* _Aim of the task_:
Check each line for the string "porte". Give only the count of lines that have it.

——————

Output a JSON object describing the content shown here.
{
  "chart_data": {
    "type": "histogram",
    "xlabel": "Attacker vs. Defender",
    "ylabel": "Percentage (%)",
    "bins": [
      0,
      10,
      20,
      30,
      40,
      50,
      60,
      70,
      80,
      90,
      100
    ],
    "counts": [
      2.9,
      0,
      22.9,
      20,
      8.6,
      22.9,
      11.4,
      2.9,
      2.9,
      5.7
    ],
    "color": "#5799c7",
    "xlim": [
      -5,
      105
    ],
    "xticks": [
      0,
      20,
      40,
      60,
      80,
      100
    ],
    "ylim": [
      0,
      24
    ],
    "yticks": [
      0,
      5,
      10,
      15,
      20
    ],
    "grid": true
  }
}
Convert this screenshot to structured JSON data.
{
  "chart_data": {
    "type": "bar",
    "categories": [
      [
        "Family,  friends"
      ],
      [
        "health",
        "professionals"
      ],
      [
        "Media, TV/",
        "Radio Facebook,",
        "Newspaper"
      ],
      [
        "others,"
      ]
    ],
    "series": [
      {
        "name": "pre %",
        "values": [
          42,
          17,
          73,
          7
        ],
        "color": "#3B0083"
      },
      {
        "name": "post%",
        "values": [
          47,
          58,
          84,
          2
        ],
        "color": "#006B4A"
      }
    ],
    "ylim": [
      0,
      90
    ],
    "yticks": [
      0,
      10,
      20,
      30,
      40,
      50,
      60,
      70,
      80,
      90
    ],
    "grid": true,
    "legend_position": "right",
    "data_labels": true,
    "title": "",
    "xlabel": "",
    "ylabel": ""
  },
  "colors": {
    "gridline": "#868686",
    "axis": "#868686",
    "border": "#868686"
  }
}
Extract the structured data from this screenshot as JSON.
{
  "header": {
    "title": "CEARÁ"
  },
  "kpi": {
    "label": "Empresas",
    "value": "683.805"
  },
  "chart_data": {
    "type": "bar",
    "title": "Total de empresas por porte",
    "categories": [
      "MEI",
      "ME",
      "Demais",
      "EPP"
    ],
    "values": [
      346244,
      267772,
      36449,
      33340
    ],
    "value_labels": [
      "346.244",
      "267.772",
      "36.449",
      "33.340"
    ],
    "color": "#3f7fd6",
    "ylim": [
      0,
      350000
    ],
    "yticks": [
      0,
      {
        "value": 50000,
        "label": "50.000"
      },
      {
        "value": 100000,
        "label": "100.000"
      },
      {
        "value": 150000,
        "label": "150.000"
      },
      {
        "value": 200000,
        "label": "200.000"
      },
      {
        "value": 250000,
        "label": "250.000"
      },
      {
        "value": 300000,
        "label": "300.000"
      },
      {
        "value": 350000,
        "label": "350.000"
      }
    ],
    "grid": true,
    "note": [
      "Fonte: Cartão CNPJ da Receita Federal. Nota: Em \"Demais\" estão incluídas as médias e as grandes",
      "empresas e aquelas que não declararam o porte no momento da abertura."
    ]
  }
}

——————

* _Exercise result_:
2